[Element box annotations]
[Start]

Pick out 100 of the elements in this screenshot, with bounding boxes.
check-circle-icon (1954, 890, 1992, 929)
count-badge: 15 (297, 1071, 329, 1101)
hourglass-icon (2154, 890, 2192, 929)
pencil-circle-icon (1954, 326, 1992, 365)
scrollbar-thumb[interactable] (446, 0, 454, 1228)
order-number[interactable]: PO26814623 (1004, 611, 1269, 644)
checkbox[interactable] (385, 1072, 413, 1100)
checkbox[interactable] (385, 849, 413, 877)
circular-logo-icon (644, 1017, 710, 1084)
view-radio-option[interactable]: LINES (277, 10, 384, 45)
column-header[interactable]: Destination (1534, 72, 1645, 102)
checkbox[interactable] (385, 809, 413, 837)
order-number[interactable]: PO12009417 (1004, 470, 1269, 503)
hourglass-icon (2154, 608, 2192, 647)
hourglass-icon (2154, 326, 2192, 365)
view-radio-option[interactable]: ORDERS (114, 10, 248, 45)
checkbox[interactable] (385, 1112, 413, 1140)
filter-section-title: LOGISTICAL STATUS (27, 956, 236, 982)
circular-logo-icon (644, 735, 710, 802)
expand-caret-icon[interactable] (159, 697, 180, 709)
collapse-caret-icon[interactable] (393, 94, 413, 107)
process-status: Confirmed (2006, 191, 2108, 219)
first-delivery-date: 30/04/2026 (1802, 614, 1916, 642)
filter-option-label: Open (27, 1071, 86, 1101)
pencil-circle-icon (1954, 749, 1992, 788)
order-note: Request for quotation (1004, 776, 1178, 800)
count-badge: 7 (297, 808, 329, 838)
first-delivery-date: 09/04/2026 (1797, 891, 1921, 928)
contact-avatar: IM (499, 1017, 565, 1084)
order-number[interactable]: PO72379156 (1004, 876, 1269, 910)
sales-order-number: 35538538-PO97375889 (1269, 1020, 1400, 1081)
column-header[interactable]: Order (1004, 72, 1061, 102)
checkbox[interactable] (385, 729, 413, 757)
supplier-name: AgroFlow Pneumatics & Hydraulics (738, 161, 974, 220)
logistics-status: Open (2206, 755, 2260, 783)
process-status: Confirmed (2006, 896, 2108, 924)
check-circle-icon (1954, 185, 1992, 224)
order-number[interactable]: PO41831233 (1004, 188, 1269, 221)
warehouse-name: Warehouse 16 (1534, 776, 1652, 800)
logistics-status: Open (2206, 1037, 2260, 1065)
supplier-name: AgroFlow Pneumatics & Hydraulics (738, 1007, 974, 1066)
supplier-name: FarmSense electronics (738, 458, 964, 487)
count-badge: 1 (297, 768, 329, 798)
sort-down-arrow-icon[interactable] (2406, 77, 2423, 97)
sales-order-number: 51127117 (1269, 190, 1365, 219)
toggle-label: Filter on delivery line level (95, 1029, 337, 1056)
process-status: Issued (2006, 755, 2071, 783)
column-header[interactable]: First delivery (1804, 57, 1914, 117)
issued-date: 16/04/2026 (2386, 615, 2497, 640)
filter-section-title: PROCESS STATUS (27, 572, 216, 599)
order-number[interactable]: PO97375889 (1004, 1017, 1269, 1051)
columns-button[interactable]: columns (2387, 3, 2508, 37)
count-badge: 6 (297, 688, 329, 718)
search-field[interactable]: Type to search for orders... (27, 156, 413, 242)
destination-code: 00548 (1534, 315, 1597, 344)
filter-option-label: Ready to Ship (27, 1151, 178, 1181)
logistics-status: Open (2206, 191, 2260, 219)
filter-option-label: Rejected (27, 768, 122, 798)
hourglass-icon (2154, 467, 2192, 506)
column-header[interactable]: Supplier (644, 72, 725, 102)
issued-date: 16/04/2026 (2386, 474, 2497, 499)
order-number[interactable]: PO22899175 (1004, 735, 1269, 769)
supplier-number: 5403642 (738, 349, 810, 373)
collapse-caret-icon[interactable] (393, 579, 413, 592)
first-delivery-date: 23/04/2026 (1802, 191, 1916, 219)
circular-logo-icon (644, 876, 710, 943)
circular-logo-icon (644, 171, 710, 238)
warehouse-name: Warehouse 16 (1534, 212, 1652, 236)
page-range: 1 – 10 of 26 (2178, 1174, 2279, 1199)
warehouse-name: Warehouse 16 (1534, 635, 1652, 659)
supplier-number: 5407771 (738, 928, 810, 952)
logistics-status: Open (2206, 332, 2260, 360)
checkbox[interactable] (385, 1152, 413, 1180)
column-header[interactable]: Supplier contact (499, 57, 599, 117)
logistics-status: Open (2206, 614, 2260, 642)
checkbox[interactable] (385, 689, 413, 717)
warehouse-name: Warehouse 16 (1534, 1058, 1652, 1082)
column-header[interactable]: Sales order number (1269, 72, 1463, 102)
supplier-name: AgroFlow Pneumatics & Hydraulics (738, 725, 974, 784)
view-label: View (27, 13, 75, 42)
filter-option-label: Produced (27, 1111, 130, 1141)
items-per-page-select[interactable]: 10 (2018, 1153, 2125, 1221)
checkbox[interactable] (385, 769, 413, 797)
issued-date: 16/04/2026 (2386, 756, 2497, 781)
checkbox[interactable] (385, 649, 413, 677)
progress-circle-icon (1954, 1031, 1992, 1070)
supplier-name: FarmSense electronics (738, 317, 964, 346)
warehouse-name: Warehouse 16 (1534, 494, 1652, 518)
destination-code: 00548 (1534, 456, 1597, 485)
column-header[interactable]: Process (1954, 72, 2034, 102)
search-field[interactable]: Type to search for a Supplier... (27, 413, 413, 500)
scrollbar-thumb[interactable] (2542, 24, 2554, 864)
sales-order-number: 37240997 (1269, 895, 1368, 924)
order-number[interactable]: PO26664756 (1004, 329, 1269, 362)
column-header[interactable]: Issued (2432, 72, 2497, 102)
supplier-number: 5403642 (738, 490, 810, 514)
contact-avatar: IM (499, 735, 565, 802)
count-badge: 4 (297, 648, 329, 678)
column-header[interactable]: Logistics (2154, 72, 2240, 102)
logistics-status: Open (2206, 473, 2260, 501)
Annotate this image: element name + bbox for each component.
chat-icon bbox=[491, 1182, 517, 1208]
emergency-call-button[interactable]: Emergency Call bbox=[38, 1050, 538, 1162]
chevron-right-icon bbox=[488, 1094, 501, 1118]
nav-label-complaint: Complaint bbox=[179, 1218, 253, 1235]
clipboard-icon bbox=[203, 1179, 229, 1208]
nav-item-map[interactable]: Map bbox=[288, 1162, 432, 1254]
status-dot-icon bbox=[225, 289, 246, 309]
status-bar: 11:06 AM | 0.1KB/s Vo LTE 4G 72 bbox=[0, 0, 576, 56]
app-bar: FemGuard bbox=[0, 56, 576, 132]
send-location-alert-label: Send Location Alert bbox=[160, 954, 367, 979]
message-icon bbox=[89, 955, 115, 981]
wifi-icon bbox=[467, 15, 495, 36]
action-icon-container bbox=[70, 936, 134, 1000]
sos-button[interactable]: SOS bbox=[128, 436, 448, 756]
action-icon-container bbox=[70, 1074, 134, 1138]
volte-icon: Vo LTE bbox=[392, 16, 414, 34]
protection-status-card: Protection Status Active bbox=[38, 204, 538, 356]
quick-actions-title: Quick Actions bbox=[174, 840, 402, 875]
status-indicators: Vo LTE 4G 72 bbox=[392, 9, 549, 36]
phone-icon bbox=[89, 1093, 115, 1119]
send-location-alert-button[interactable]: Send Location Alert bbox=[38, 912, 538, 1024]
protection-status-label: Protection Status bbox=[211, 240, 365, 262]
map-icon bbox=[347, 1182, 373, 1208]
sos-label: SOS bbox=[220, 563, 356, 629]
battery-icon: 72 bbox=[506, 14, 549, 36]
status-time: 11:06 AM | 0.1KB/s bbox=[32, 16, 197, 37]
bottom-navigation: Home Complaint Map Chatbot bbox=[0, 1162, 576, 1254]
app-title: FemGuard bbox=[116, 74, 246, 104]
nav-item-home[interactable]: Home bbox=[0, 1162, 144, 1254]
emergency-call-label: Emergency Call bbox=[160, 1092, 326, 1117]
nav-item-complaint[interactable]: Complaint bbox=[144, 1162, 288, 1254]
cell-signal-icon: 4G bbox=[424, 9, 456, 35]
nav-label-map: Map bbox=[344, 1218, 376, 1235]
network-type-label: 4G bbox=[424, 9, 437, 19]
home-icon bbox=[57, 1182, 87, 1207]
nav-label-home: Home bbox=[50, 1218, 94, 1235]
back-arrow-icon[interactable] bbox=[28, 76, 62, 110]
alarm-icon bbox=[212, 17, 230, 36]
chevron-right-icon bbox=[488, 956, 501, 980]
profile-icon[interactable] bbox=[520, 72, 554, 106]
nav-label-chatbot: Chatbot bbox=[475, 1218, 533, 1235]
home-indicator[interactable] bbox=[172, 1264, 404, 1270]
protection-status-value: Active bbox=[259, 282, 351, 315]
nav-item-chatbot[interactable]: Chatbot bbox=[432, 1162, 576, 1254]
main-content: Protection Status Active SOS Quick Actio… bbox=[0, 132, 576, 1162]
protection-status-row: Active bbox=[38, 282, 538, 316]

[End]

■ Problem description: Reproduce the records above verbatim, starting from their first line and ending with the line that contains "logistics-status: Open (2206, 1037, 2260, 1065)", with both ends included.

■ Worked solution:
Pick out 100 of the elements in this screenshot, with bounding boxes.
check-circle-icon (1954, 890, 1992, 929)
count-badge: 15 (297, 1071, 329, 1101)
hourglass-icon (2154, 890, 2192, 929)
pencil-circle-icon (1954, 326, 1992, 365)
scrollbar-thumb[interactable] (446, 0, 454, 1228)
order-number[interactable]: PO26814623 (1004, 611, 1269, 644)
checkbox[interactable] (385, 1072, 413, 1100)
checkbox[interactable] (385, 849, 413, 877)
circular-logo-icon (644, 1017, 710, 1084)
view-radio-option[interactable]: LINES (277, 10, 384, 45)
column-header[interactable]: Destination (1534, 72, 1645, 102)
checkbox[interactable] (385, 809, 413, 837)
order-number[interactable]: PO12009417 (1004, 470, 1269, 503)
hourglass-icon (2154, 608, 2192, 647)
hourglass-icon (2154, 326, 2192, 365)
view-radio-option[interactable]: ORDERS (114, 10, 248, 45)
checkbox[interactable] (385, 1112, 413, 1140)
filter-section-title: LOGISTICAL STATUS (27, 956, 236, 982)
circular-logo-icon (644, 735, 710, 802)
expand-caret-icon[interactable] (159, 697, 180, 709)
collapse-caret-icon[interactable] (393, 94, 413, 107)
process-status: Confirmed (2006, 191, 2108, 219)
first-delivery-date: 30/04/2026 (1802, 614, 1916, 642)
filter-option-label: Open (27, 1071, 86, 1101)
pencil-circle-icon (1954, 749, 1992, 788)
order-note: Request for quotation (1004, 776, 1178, 800)
count-badge: 7 (297, 808, 329, 838)
first-delivery-date: 09/04/2026 (1797, 891, 1921, 928)
contact-avatar: IM (499, 1017, 565, 1084)
order-number[interactable]: PO72379156 (1004, 876, 1269, 910)
sales-order-number: 35538538-PO97375889 (1269, 1020, 1400, 1081)
column-header[interactable]: Order (1004, 72, 1061, 102)
checkbox[interactable] (385, 729, 413, 757)
supplier-name: AgroFlow Pneumatics & Hydraulics (738, 161, 974, 220)
logistics-status: Open (2206, 755, 2260, 783)
process-status: Confirmed (2006, 896, 2108, 924)
check-circle-icon (1954, 185, 1992, 224)
order-number[interactable]: PO41831233 (1004, 188, 1269, 221)
warehouse-name: Warehouse 16 (1534, 776, 1652, 800)
logistics-status: Open (2206, 1037, 2260, 1065)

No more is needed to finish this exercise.